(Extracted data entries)
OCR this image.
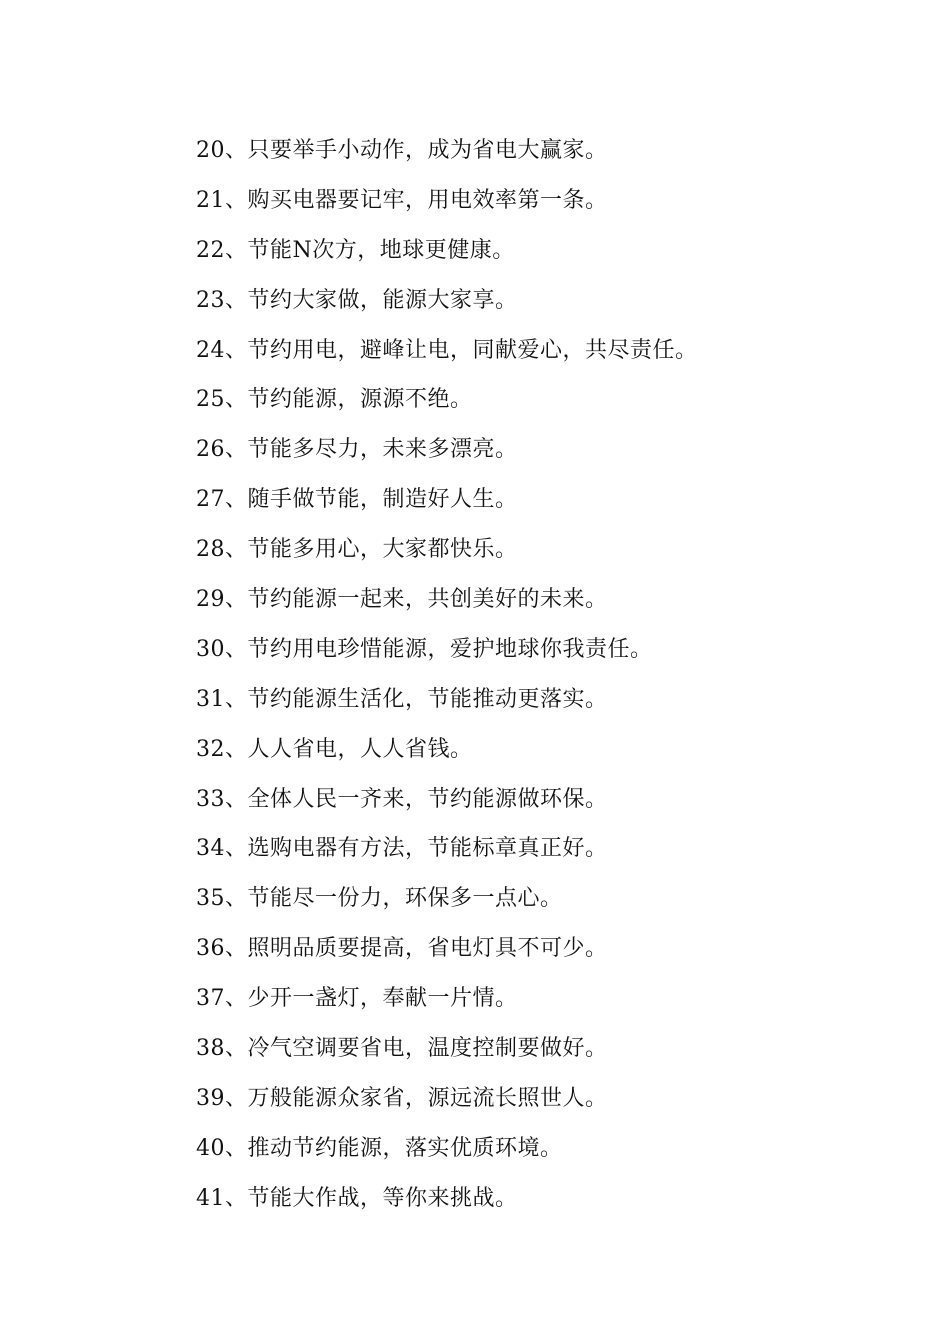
20、只要举手小动作，成为省电大赢家。
21、购买电器要记牢，用电效率第一条。
22、节能N次方，地球更健康。
23、节约大家做，能源大家享。
24、节约用电，避峰让电，同献爱心，共尽责任。
25、节约能源，源源不绝。
26、节能多尽力，未来多漂亮。
27、随手做节能，制造好人生。
28、节能多用心，大家都快乐。
29、节约能源一起来，共创美好的未来。
30、节约用电珍惜能源，爱护地球你我责任。
31、节约能源生活化，节能推动更落实。
32、人人省电，人人省钱。
33、全体人民一齐来，节约能源做环保。
34、选购电器有方法，节能标章真正好。
35、节能尽一份力，环保多一点心。
36、照明品质要提高，省电灯具不可少。
37、少开一盏灯，奉献一片情。
38、冷气空调要省电，温度控制要做好。
39、万般能源众家省，源远流长照世人。
40、推动节约能源，落实优质环境。
41、节能大作战，等你来挑战。
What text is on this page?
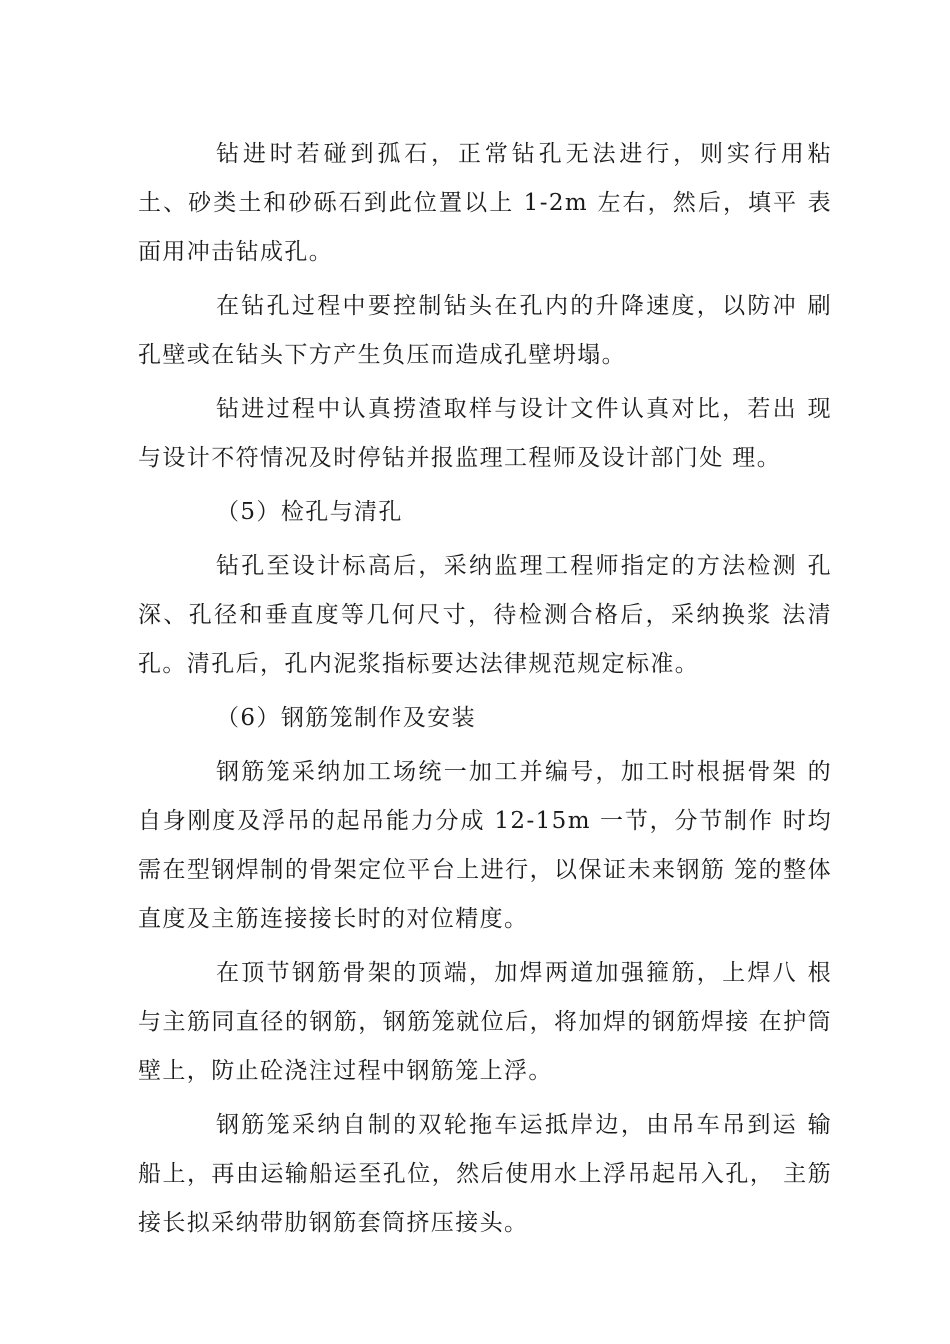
钻进时若碰到孤石，正常钻孔无法进行，则实行用粘 土、砂类土和砂砾石到此位置以上 1-2m 左右，然后，填平 表面用冲击钻成孔。

在钻孔过程中要控制钻头在孔内的升降速度，以防冲 刷孔壁或在钻头下方产生负压而造成孔壁坍塌。

钻进过程中认真捞渣取样与设计文件认真对比，若出 现与设计不符情况及时停钻并报监理工程师及设计部门处 理。

（5）检孔与清孔

钻孔至设计标高后，采纳监理工程师指定的方法检测 孔深、孔径和垂直度等几何尺寸，待检测合格后，采纳换浆 法清孔。清孔后，孔内泥浆指标要达法律规范规定标准。

（6）钢筋笼制作及安装

钢筋笼采纳加工场统一加工并编号，加工时根据骨架 的自身刚度及浮吊的起吊能力分成 12-15m 一节，分节制作 时均需在型钢焊制的骨架定位平台上进行，以保证未来钢筋 笼的整体直度及主筋连接接长时的对位精度。

在顶节钢筋骨架的顶端，加焊两道加强箍筋，上焊八 根与主筋同直径的钢筋，钢筋笼就位后，将加焊的钢筋焊接 在护筒壁上，防止砼浇注过程中钢筋笼上浮。

钢筋笼采纳自制的双轮拖车运抵岸边，由吊车吊到运 输船上，再由运输船运至孔位，然后使用水上浮吊起吊入孔， 主筋接长拟采纳带肋钢筋套筒挤压接头。
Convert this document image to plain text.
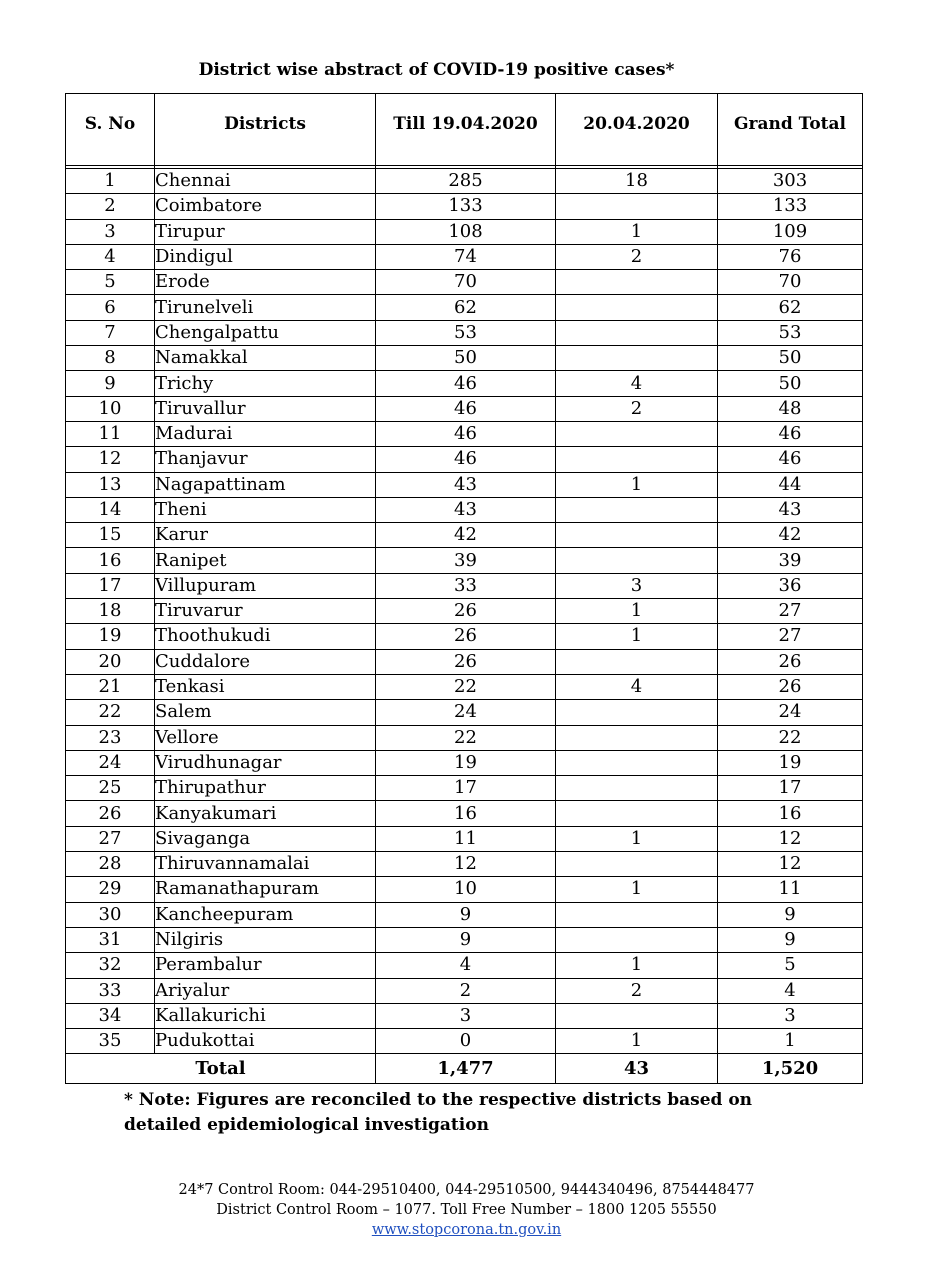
District wise abstract of COVID-19 positive cases*
S. No	Districts	Till 19.04.2020	20.04.2020	Grand Total

1	Chennai	285	18	303
2	Coimbatore	133		133
3	Tirupur	108	1	109
4	Dindigul	74	2	76
5	Erode	70		70
6	Tirunelveli	62		62
7	Chengalpattu	53		53
8	Namakkal	50		50
9	Trichy	46	4	50
10	Tiruvallur	46	2	48
11	Madurai	46		46
12	Thanjavur	46		46
13	Nagapattinam	43	1	44
14	Theni	43		43
15	Karur	42		42
16	Ranipet	39		39
17	Villupuram	33	3	36
18	Tiruvarur	26	1	27
19	Thoothukudi	26	1	27
20	Cuddalore	26		26
21	Tenkasi	22	4	26
22	Salem	24		24
23	Vellore	22		22
24	Virudhunagar	19		19
25	Thirupathur	17		17
26	Kanyakumari	16		16
27	Sivaganga	11	1	12
28	Thiruvannamalai	12		12
29	Ramanathapuram	10	1	11
30	Kancheepuram	9		9
31	Nilgiris	9		9
32	Perambalur	4	1	5
33	Ariyalur	2	2	4
34	Kallakurichi	3		3
35	Pudukottai	0	1	1
Total		1,477	43	1,520
* Note: Figures are reconciled to the respective districts based on
detailed epidemiological investigation
24*7 Control Room: 044-29510400, 044-29510500, 9444340496, 8754448477
District Control Room – 1077. Toll Free Number – 1800 1205 55550
www.stopcorona.tn.gov.in
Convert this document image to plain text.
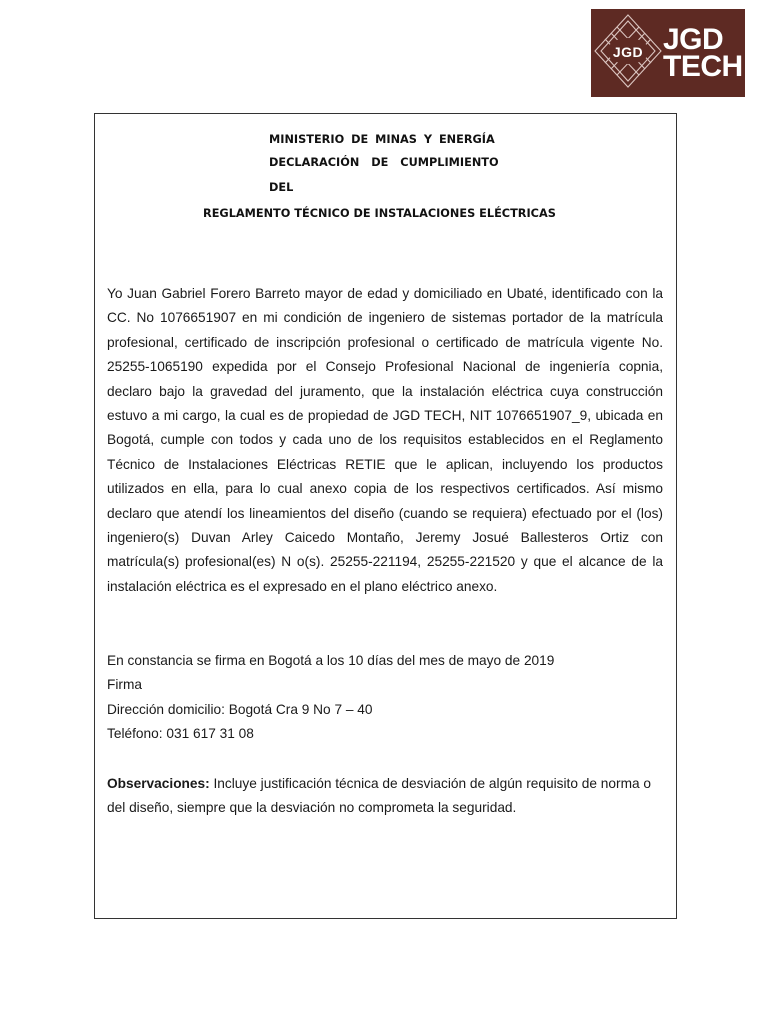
JGD JGD
TECH
MINISTERIO DE MINAS Y ENERGÍA
DECLARACIÓN DE CUMPLIMIENTO
DEL
REGLAMENTO TÉCNICO DE INSTALACIONES ELÉCTRICAS
Yo Juan Gabriel Forero Barreto mayor de edad y domiciliado en Ubaté, identificado con la CC. No 1076651907 en mi condición de ingeniero de sistemas portador de la matrícula profesional, certificado de inscripción profesional o certificado de matrícula vigente No. 25255-1065190 expedida por el Consejo Profesional Nacional de ingeniería copnia, declaro bajo la gravedad del juramento, que la instalación eléctrica cuya construcción estuvo a mi cargo, la cual es de propiedad de JGD TECH, NIT 1076651907_9, ubicada en Bogotá, cumple con todos y cada uno de los requisitos establecidos en el Reglamento Técnico de Instalaciones Eléctricas RETIE que le aplican, incluyendo los productos utilizados en ella, para lo cual anexo copia de los respectivos certificados. Así mismo declaro que atendí los lineamientos del diseño (cuando se requiera) efectuado por el (los) ingeniero(s) Duvan Arley Caicedo Montaño, Jeremy Josué Ballesteros Ortiz con matrícula(s) profesional(es) N o(s). 25255-221194, 25255-221520 y que el alcance de la instalación eléctrica es el expresado en el plano eléctrico anexo.
En constancia se firma en Bogotá a los 10 días del mes de mayo de 2019
Firma
Dirección domicilio: Bogotá Cra 9 No 7 – 40
Teléfono: 031 617 31 08
Observaciones: Incluye justificación técnica de desviación de algún requisito de norma o del diseño, siempre que la desviación no comprometa la seguridad.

### Task instructions
Exclude all images and restate the records above word for word.

### Full answer
OCR this image.
20、只要举手小动作，成为省电大赢家。
21、购买电器要记牢，用电效率第一条。
22、节能N次方，地球更健康。
23、节约大家做，能源大家享。
24、节约用电，避峰让电，同献爱心，共尽责任。
25、节约能源，源源不绝。
26、节能多尽力，未来多漂亮。
27、随手做节能，制造好人生。
28、节能多用心，大家都快乐。
29、节约能源一起来，共创美好的未来。
30、节约用电珍惜能源，爱护地球你我责任。
31、节约能源生活化，节能推动更落实。
32、人人省电，人人省钱。
33、全体人民一齐来，节约能源做环保。
34、选购电器有方法，节能标章真正好。
35、节能尽一份力，环保多一点心。
36、照明品质要提高，省电灯具不可少。
37、少开一盏灯，奉献一片情。
38、冷气空调要省电，温度控制要做好。
39、万般能源众家省，源远流长照世人。
40、推动节约能源，落实优质环境。
41、节能大作战，等你来挑战。
What text is on this page?
钻进时若碰到孤石，正常钻孔无法进行，则实行用粘 土、砂类土和砂砾石到此位置以上 1-2m 左右，然后，填平 表面用冲击钻成孔。

在钻孔过程中要控制钻头在孔内的升降速度，以防冲 刷孔壁或在钻头下方产生负压而造成孔壁坍塌。

钻进过程中认真捞渣取样与设计文件认真对比，若出 现与设计不符情况及时停钻并报监理工程师及设计部门处 理。

（5）检孔与清孔

钻孔至设计标高后，采纳监理工程师指定的方法检测 孔深、孔径和垂直度等几何尺寸，待检测合格后，采纳换浆 法清孔。清孔后，孔内泥浆指标要达法律规范规定标准。

（6）钢筋笼制作及安装

钢筋笼采纳加工场统一加工并编号，加工时根据骨架 的自身刚度及浮吊的起吊能力分成 12-15m 一节，分节制作 时均需在型钢焊制的骨架定位平台上进行，以保证未来钢筋 笼的整体直度及主筋连接接长时的对位精度。

在顶节钢筋骨架的顶端，加焊两道加强箍筋，上焊八 根与主筋同直径的钢筋，钢筋笼就位后，将加焊的钢筋焊接 在护筒壁上，防止砼浇注过程中钢筋笼上浮。

钢筋笼采纳自制的双轮拖车运抵岸边，由吊车吊到运 输船上，再由运输船运至孔位，然后使用水上浮吊起吊入孔， 主筋接长拟采纳带肋钢筋套筒挤压接头。
Convert this document image to plain text.
District wise abstract of COVID-19 positive cases*
S. No	Districts	Till 19.04.2020	20.04.2020	Grand Total

1	Chennai	285	18	303
2	Coimbatore	133		133
3	Tirupur	108	1	109
4	Dindigul	74	2	76
5	Erode	70		70
6	Tirunelveli	62		62
7	Chengalpattu	53		53
8	Namakkal	50		50
9	Trichy	46	4	50
10	Tiruvallur	46	2	48
11	Madurai	46		46
12	Thanjavur	46		46
13	Nagapattinam	43	1	44
14	Theni	43		43
15	Karur	42		42
16	Ranipet	39		39
17	Villupuram	33	3	36
18	Tiruvarur	26	1	27
19	Thoothukudi	26	1	27
20	Cuddalore	26		26
21	Tenkasi	22	4	26
22	Salem	24		24
23	Vellore	22		22
24	Virudhunagar	19		19
25	Thirupathur	17		17
26	Kanyakumari	16		16
27	Sivaganga	11	1	12
28	Thiruvannamalai	12		12
29	Ramanathapuram	10	1	11
30	Kancheepuram	9		9
31	Nilgiris	9		9
32	Perambalur	4	1	5
33	Ariyalur	2	2	4
34	Kallakurichi	3		3
35	Pudukottai	0	1	1
Total		1,477	43	1,520
* Note: Figures are reconciled to the respective districts based on
detailed epidemiological investigation
24*7 Control Room: 044-29510400, 044-29510500, 9444340496, 8754448477
District Control Room – 1077. Toll Free Number – 1800 1205 55550
www.stopcorona.tn.gov.in
Convert this document image to plain text.
JGD JGD
TECH
MINISTERIO DE MINAS Y ENERGÍA
DECLARACIÓN DE CUMPLIMIENTO
DEL
REGLAMENTO TÉCNICO DE INSTALACIONES ELÉCTRICAS
Yo Juan Gabriel Forero Barreto mayor de edad y domiciliado en Ubaté, identificado con la CC. No 1076651907 en mi condición de ingeniero de sistemas portador de la matrícula profesional, certificado de inscripción profesional o certificado de matrícula vigente No. 25255-1065190 expedida por el Consejo Profesional Nacional de ingeniería copnia, declaro bajo la gravedad del juramento, que la instalación eléctrica cuya construcción estuvo a mi cargo, la cual es de propiedad de JGD TECH, NIT 1076651907_9, ubicada en Bogotá, cumple con todos y cada uno de los requisitos establecidos en el Reglamento Técnico de Instalaciones Eléctricas RETIE que le aplican, incluyendo los productos utilizados en ella, para lo cual anexo copia de los respectivos certificados. Así mismo declaro que atendí los lineamientos del diseño (cuando se requiera) efectuado por el (los) ingeniero(s) Duvan Arley Caicedo Montaño, Jeremy Josué Ballesteros Ortiz con matrícula(s) profesional(es) N o(s). 25255-221194, 25255-221520 y que el alcance de la instalación eléctrica es el expresado en el plano eléctrico anexo.
En constancia se firma en Bogotá a los 10 días del mes de mayo de 2019
Firma
Dirección domicilio: Bogotá Cra 9 No 7 – 40
Teléfono: 031 617 31 08
Observaciones: Incluye justificación técnica de desviación de algún requisito de norma o del diseño, siempre que la desviación no comprometa la seguridad.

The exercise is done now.